#### [Task]
What follows is a set of records; restate each one word for word and drop the pictures.
***** Available data *****
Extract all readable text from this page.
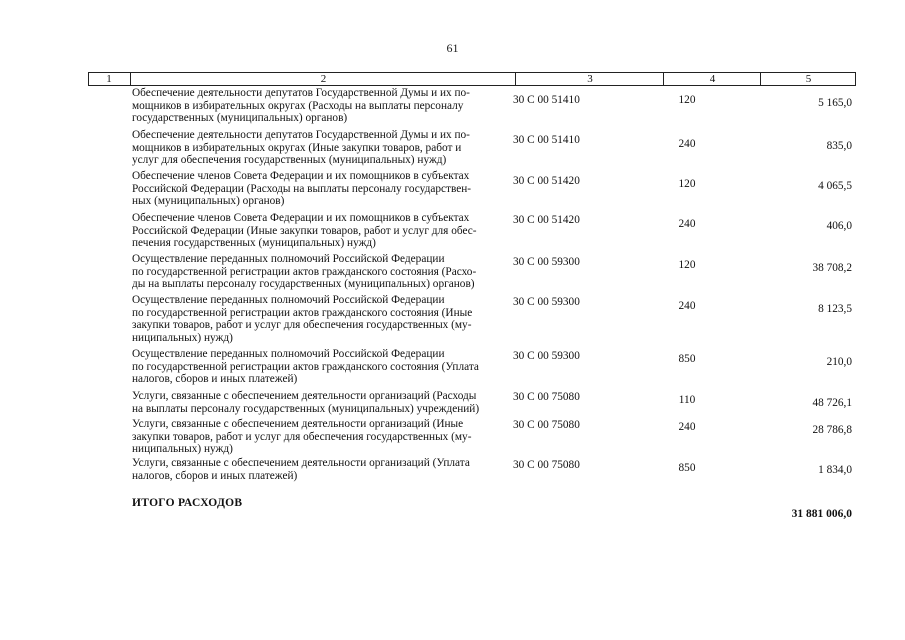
61
1	2	3	4	5
Обеспечение деятельности депутатов Государственной Думы и их по-
мощников в избирательных округах (Расходы на выплаты персоналу
государственных (муниципальных) органов)
30 С 00 51410	120	5 165,0
Обеспечение деятельности депутатов Государственной Думы и их по-
мощников в избирательных округах (Иные закупки товаров, работ и
услуг для обеспечения государственных (муниципальных) нужд)
30 С 00 51410	240	835,0
Обеспечение членов Совета Федерации и их помощников в субъектах
Российской Федерации (Расходы на выплаты персоналу государствен-
ных (муниципальных) органов)
30 С 00 51420	120	4 065,5
Обеспечение членов Совета Федерации и их помощников в субъектах
Российской Федерации (Иные закупки товаров, работ и услуг для обес-
печения государственных (муниципальных) нужд)
30 С 00 51420	240	406,0
Осуществление переданных полномочий Российской Федерации
по государственной регистрации актов гражданского состояния (Расхо-
ды на выплаты персоналу государственных (муниципальных) органов)
30 С 00 59300	120	38 708,2
Осуществление переданных полномочий Российской Федерации
по государственной регистрации актов гражданского состояния (Иные
закупки товаров, работ и услуг для обеспечения государственных (му-
ниципальных) нужд)
30 С 00 59300	240	8 123,5
Осуществление переданных полномочий Российской Федерации
по государственной регистрации актов гражданского состояния (Уплата
налогов, сборов и иных платежей)
30 С 00 59300	850	210,0
Услуги, связанные с обеспечением деятельности организаций (Расходы
на выплаты персоналу государственных (муниципальных) учреждений)
30 С 00 75080	110	48 726,1
Услуги, связанные с обеспечением деятельности организаций (Иные
закупки товаров, работ и услуг для обеспечения государственных (му-
ниципальных) нужд)
30 С 00 75080	240	28 786,8
Услуги, связанные с обеспечением деятельности организаций (Уплата
налогов, сборов и иных платежей)
30 С 00 75080	850	1 834,0
ИТОГО РАСХОДОВ
31 881 006,0
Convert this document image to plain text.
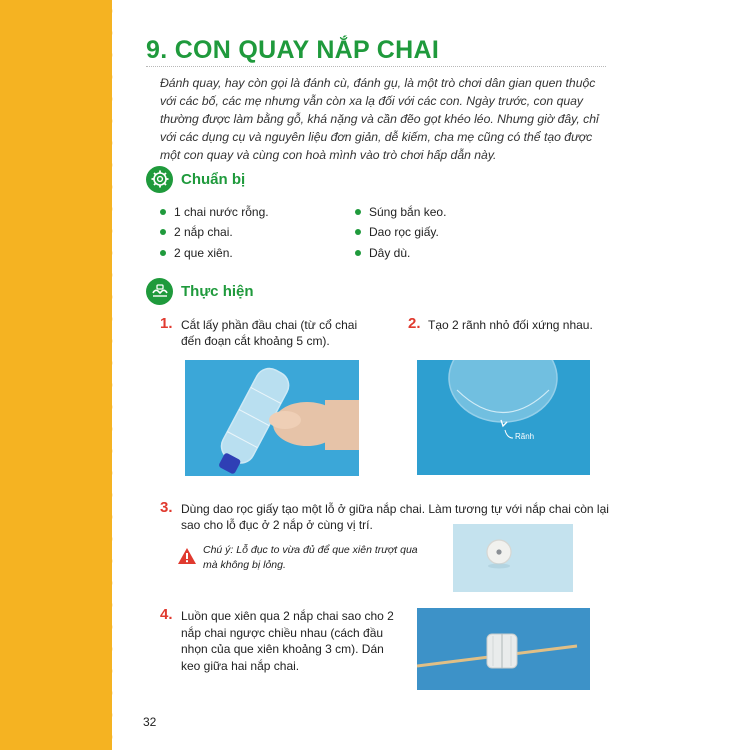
9. CON QUAY NẮP CHAI
Đánh quay, hay còn gọi là đánh cù, đánh gụ, là một trò chơi dân gian quen thuộc với các bố, các mẹ nhưng vẫn còn xa lạ đối với các con. Ngày trước, con quay thường được làm bằng gỗ, khá nặng và cần đẽo gọt khéo léo. Nhưng giờ đây, chỉ với các dụng cụ và nguyên liệu đơn giản, dễ kiếm, cha mẹ cũng có thể tạo được một con quay và cùng con hoà mình vào trò chơi hấp dẫn này.
Chuẩn bị
1 chai nước rỗng.
2 nắp chai.
2 que xiên.
Súng bắn keo.
Dao rọc giấy.
Dây dù.
Thực hiện
1. Cắt lấy phần đầu chai (từ cổ chai đến đoạn cắt khoảng 5 cm).
2. Tạo 2 rãnh nhỏ đối xứng nhau.
Rãnh
3. Dùng dao rọc giấy tạo một lỗ ở giữa nắp chai. Làm tương tự với nắp chai còn lại sao cho lỗ đục ở 2 nắp ở cùng vị trí.
Chú ý: Lỗ đục to vừa đủ để que xiên trượt qua mà không bị lỏng.
4. Luồn que xiên qua 2 nắp chai sao cho 2 nắp chai ngược chiều nhau (cách đầu nhọn của que xiên khoảng 3 cm). Dán keo giữa hai nắp chai.
32
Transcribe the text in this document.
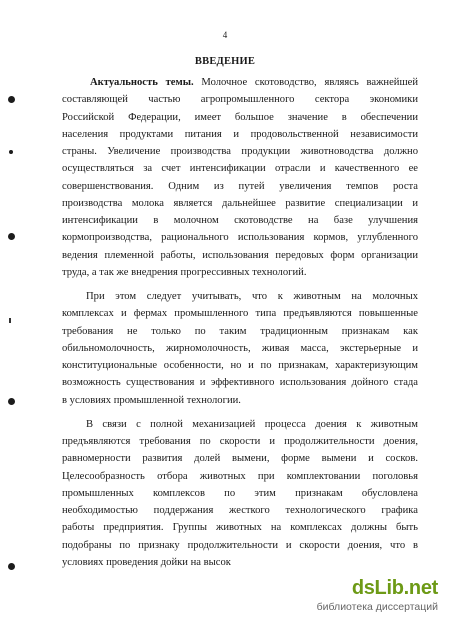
4
ВВЕДЕНИЕ
Актуальность темы. Молочное скотоводство, являясь важнейшей
составляющей частью агропромышленного сектора экономики
Российской Федерации, имеет большое значение в обеспечении
населения продуктами питания и продовольственной независимости
страны. Увеличение производства продукции животноводства должно
осуществляться за счет интенсификации отрасли и качественного ее
совершенствования. Одним из путей увеличения темпов роста
производства молока является дальнейшее развитие специализации и
интенсификации в молочном скотоводстве на базе улучшения
кормопроизводства, рационального использования кормов, углубленного
ведения племенной работы, использования передовых форм организации
труда, а так же внедрения прогрессивных технологий.
При этом следует учитывать, что к животным на молочных
комплексах и фермах промышленного типа предъявляются повышенные
требования не только по таким традиционным признакам как
обильномолочность, жирномолочность, живая масса, экстерьерные и
конституциональные особенности, но и по признакам, характеризующим
возможность существования и эффективного использования дойного стада
в условиях промышленной технологии.
В связи с полной механизацией процесса доения к животным
предъявляются требования по скорости и продолжительности доения,
равномерности развития долей вымени, форме вымени и сосков.
Целесообразность отбора животных при комплектовании поголовья
промышленных комплексов по этим признакам обусловлена
необходимостью поддержания жесткого технологического графика
работы предприятия. Группы животных на комплексах должны быть
подобраны по признаку продолжительности и скорости доения, что в
условиях проведения дойки на высок
dsLib.net
библиотека диссертаций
*****
#### [Correct output]
Extract all readable text from this page.
61
1	2	3	4	5
Обеспечение деятельности депутатов Государственной Думы и их по-
мощников в избирательных округах (Расходы на выплаты персоналу
государственных (муниципальных) органов)
30 С 00 51410	120	5 165,0
Обеспечение деятельности депутатов Государственной Думы и их по-
мощников в избирательных округах (Иные закупки товаров, работ и
услуг для обеспечения государственных (муниципальных) нужд)
30 С 00 51410	240	835,0
Обеспечение членов Совета Федерации и их помощников в субъектах
Российской Федерации (Расходы на выплаты персоналу государствен-
ных (муниципальных) органов)
30 С 00 51420	120	4 065,5
Обеспечение членов Совета Федерации и их помощников в субъектах
Российской Федерации (Иные закупки товаров, работ и услуг для обес-
печения государственных (муниципальных) нужд)
30 С 00 51420	240	406,0
Осуществление переданных полномочий Российской Федерации
по государственной регистрации актов гражданского состояния (Расхо-
ды на выплаты персоналу государственных (муниципальных) органов)
30 С 00 59300	120	38 708,2
Осуществление переданных полномочий Российской Федерации
по государственной регистрации актов гражданского состояния (Иные
закупки товаров, работ и услуг для обеспечения государственных (му-
ниципальных) нужд)
30 С 00 59300	240	8 123,5
Осуществление переданных полномочий Российской Федерации
по государственной регистрации актов гражданского состояния (Уплата
налогов, сборов и иных платежей)
30 С 00 59300	850	210,0
Услуги, связанные с обеспечением деятельности организаций (Расходы
на выплаты персоналу государственных (муниципальных) учреждений)
30 С 00 75080	110	48 726,1
Услуги, связанные с обеспечением деятельности организаций (Иные
закупки товаров, работ и услуг для обеспечения государственных (му-
ниципальных) нужд)
30 С 00 75080	240	28 786,8
Услуги, связанные с обеспечением деятельности организаций (Уплата
налогов, сборов и иных платежей)
30 С 00 75080	850	1 834,0
ИТОГО РАСХОДОВ
31 881 006,0
Convert this document image to plain text.
9. CON QUAY NẮP CHAI
Đánh quay, hay còn gọi là đánh cù, đánh gụ, là một trò chơi dân gian quen thuộc với các bố, các mẹ nhưng vẫn còn xa lạ đối với các con. Ngày trước, con quay thường được làm bằng gỗ, khá nặng và cần đẽo gọt khéo léo. Nhưng giờ đây, chỉ với các dụng cụ và nguyên liệu đơn giản, dễ kiếm, cha mẹ cũng có thể tạo được một con quay và cùng con hoà mình vào trò chơi hấp dẫn này.
Chuẩn bị
1 chai nước rỗng.
2 nắp chai.
2 que xiên.
Súng bắn keo.
Dao rọc giấy.
Dây dù.
Thực hiện
1. Cắt lấy phần đầu chai (từ cổ chai đến đoạn cắt khoảng 5 cm).
2. Tạo 2 rãnh nhỏ đối xứng nhau.
Rãnh
3. Dùng dao rọc giấy tạo một lỗ ở giữa nắp chai. Làm tương tự với nắp chai còn lại sao cho lỗ đục ở 2 nắp ở cùng vị trí.
Chú ý: Lỗ đục to vừa đủ để que xiên trượt qua mà không bị lỏng.
4. Luồn que xiên qua 2 nắp chai sao cho 2 nắp chai ngược chiều nhau (cách đầu nhọn của que xiên khoảng 3 cm). Dán keo giữa hai nắp chai.
32
Transcribe the text in this document.
4
ВВЕДЕНИЕ
Актуальность темы. Молочное скотоводство, являясь важнейшей
составляющей частью агропромышленного сектора экономики
Российской Федерации, имеет большое значение в обеспечении
населения продуктами питания и продовольственной независимости
страны. Увеличение производства продукции животноводства должно
осуществляться за счет интенсификации отрасли и качественного ее
совершенствования. Одним из путей увеличения темпов роста
производства молока является дальнейшее развитие специализации и
интенсификации в молочном скотоводстве на базе улучшения
кормопроизводства, рационального использования кормов, углубленного
ведения племенной работы, использования передовых форм организации
труда, а так же внедрения прогрессивных технологий.
При этом следует учитывать, что к животным на молочных
комплексах и фермах промышленного типа предъявляются повышенные
требования не только по таким традиционным признакам как
обильномолочность, жирномолочность, живая масса, экстерьерные и
конституциональные особенности, но и по признакам, характеризующим
возможность существования и эффективного использования дойного стада
в условиях промышленной технологии.
В связи с полной механизацией процесса доения к животным
предъявляются требования по скорости и продолжительности доения,
равномерности развития долей вымени, форме вымени и сосков.
Целесообразность отбора животных при комплектовании поголовья
промышленных комплексов по этим признакам обусловлена
необходимостью поддержания жесткого технологического графика
работы предприятия. Группы животных на комплексах должны быть
подобраны по признаку продолжительности и скорости доения, что в
условиях проведения дойки на высок
dsLib.net
библиотека диссертаций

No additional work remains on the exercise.